"""
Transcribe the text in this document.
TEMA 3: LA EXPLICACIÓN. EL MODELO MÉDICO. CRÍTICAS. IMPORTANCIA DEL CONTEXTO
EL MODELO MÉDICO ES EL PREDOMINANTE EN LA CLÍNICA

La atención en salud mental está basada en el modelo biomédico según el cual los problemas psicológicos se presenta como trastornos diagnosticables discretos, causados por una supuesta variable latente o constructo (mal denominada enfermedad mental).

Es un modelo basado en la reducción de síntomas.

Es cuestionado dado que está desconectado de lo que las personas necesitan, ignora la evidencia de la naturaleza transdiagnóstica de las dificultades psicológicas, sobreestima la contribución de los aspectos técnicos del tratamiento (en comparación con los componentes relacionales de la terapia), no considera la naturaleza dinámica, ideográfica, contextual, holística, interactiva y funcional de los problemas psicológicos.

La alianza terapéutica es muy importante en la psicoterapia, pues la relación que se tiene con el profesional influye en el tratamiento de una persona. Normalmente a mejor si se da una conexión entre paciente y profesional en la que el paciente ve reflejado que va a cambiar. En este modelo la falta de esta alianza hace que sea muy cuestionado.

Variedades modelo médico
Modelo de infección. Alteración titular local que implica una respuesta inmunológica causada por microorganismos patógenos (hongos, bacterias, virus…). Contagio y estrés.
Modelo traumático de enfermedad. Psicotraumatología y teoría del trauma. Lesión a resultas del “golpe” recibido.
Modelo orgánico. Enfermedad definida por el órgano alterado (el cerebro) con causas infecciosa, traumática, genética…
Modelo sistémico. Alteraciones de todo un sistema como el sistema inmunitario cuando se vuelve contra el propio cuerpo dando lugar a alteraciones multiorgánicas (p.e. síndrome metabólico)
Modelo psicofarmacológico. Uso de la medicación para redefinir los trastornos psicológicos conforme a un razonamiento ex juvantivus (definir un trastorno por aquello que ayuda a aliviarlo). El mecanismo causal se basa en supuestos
"""
◆ TASK BRIEF
What lines in the material mention "está"? Copy every one of them.

◆ EXERCISE OUTPUT
La atención en salud mental está basada en el modelo biomédico según el cual los problemas psicológicos se presenta como trastornos diagnosticables discretos, causados por una supuesta variable latente o constructo (mal denominada enfermedad mental).
Es cuestionado dado que está desconectado de lo que las personas necesitan, ignora la evidencia de la naturaleza transdiagnóstica de las dificultades psicológicas, sobreestima la contribución de los aspectos técnicos del tratamiento (en comparación con los componentes relacionales de la terapia), no considera la naturaleza dinámica, ideográfica, contextual, holística, interactiva y funcional de los problemas psicológicos.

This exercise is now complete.